Written task: Faithfully return all lines, omitting every embedded picture.

———

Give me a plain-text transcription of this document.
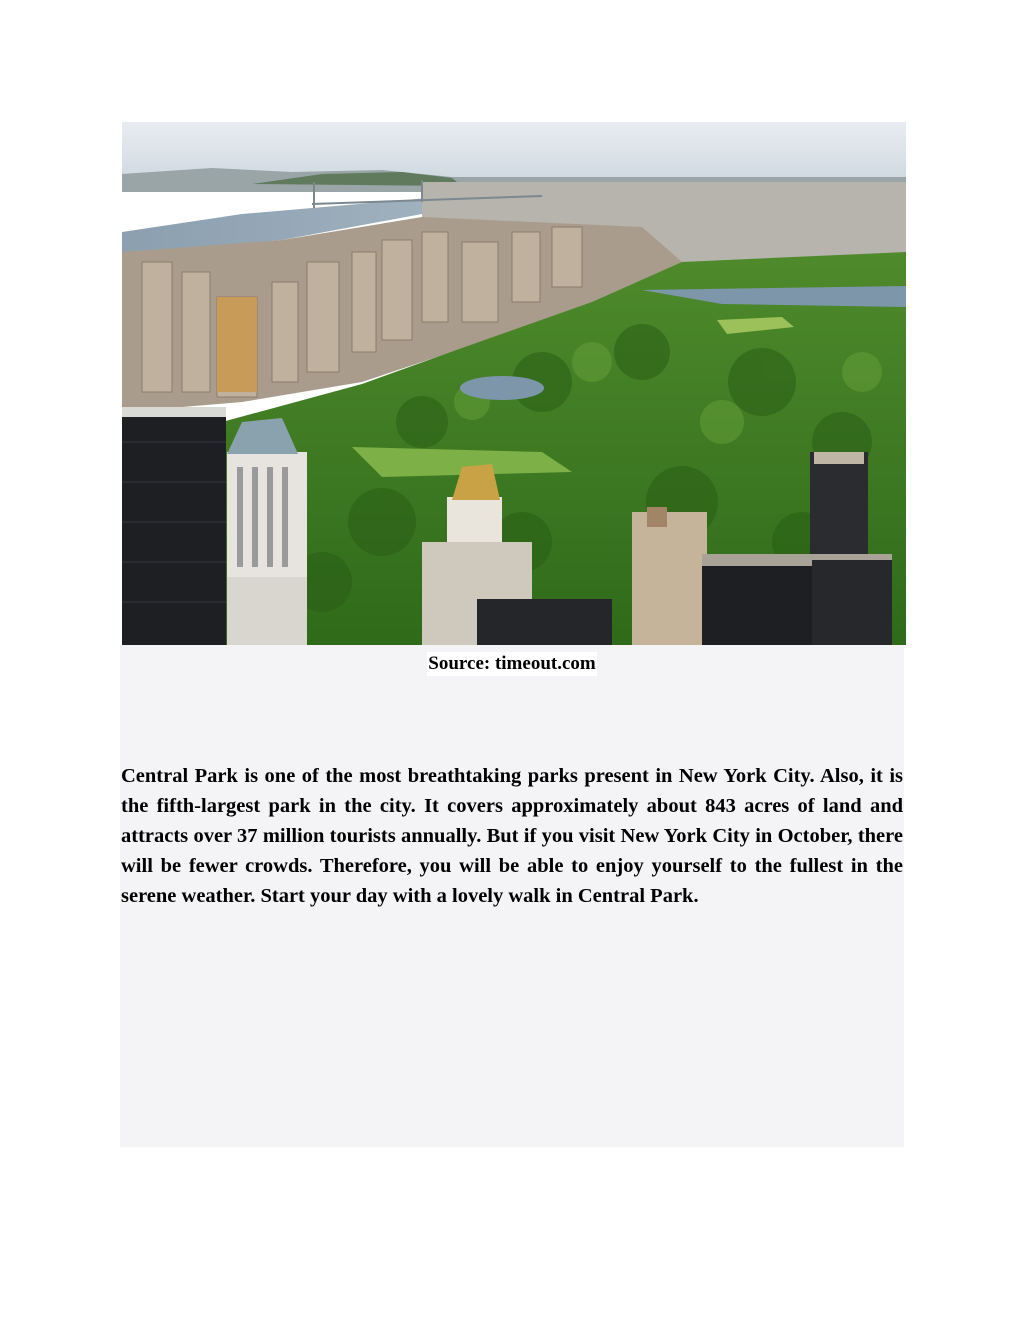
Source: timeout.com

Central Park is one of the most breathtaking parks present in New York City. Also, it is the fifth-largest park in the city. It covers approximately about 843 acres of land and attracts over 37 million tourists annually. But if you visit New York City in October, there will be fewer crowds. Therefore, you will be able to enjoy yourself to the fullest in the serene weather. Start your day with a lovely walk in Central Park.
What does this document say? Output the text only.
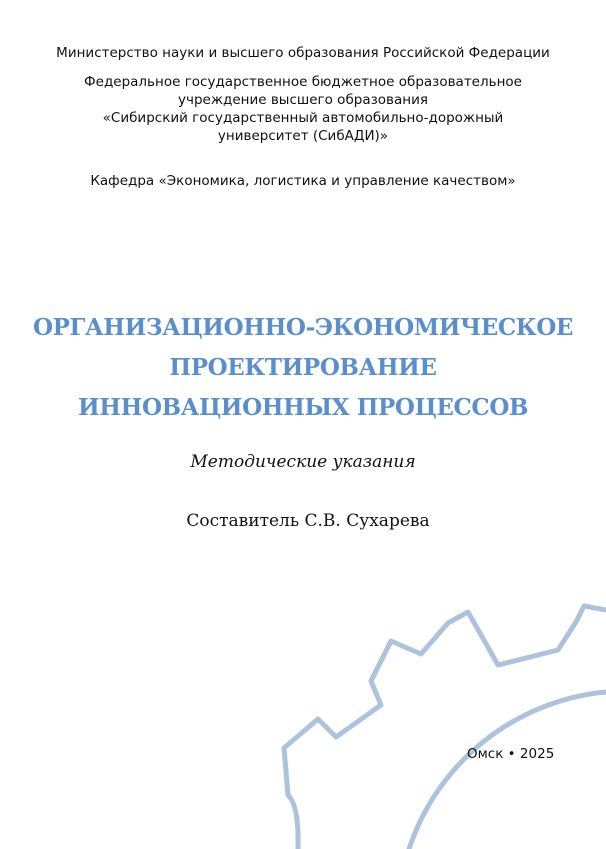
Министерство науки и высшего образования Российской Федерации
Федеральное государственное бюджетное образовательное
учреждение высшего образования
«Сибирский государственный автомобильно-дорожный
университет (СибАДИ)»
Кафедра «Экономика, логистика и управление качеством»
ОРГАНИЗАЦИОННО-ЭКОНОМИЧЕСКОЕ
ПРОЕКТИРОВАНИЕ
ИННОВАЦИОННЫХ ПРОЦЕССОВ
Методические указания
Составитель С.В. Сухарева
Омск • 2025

———

Solution for this problem:
Give me a plain-text transcription of this document.
Source: timeout.com

Central Park is one of the most breathtaking parks present in New York City. Also, it is the fifth-largest park in the city. It covers approximately about 843 acres of land and attracts over 37 million tourists annually. But if you visit New York City in October, there will be fewer crowds. Therefore, you will be able to enjoy yourself to the fullest in the serene weather. Start your day with a lovely walk in Central Park.
What does this document say? Output the text only.
Министерство науки и высшего образования Российской Федерации
Федеральное государственное бюджетное образовательное
учреждение высшего образования
«Сибирский государственный автомобильно-дорожный
университет (СибАДИ)»
Кафедра «Экономика, логистика и управление качеством»
ОРГАНИЗАЦИОННО-ЭКОНОМИЧЕСКОЕ
ПРОЕКТИРОВАНИЕ
ИННОВАЦИОННЫХ ПРОЦЕССОВ
Методические указания
Составитель С.В. Сухарева
Омск • 2025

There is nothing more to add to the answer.